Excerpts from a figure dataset
• • •
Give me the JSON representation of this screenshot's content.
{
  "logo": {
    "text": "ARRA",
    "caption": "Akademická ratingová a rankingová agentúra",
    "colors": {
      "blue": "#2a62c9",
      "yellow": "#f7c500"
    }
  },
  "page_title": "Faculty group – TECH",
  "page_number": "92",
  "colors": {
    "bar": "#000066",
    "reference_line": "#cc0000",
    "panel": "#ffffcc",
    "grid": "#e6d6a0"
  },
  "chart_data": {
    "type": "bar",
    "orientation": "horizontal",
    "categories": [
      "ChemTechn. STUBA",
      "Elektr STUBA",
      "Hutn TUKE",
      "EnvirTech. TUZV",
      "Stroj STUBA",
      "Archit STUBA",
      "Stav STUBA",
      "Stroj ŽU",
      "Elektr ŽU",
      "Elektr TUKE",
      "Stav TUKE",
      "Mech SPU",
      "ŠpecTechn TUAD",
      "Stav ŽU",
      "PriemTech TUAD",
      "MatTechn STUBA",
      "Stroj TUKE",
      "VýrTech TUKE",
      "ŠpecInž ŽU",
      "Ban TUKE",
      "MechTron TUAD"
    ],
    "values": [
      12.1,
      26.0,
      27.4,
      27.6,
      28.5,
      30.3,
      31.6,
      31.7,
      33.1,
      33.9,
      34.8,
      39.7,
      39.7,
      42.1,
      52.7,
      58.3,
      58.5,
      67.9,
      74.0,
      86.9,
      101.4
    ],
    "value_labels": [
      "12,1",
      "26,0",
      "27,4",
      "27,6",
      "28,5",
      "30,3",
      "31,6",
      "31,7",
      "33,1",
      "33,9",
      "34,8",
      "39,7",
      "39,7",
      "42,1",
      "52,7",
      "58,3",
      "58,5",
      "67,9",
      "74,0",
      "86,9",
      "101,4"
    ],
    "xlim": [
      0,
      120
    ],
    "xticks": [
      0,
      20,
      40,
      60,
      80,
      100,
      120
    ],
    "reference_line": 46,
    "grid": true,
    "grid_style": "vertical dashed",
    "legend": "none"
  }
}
• • •
** WHAT TO DO **
In the listing above, find each line with the word "TUAD" and copy it.

** SOLUTION TO THIS EXERCISE **
      "ŠpecTechn TUAD",
      "PriemTech TUAD",
      "MechTron TUAD"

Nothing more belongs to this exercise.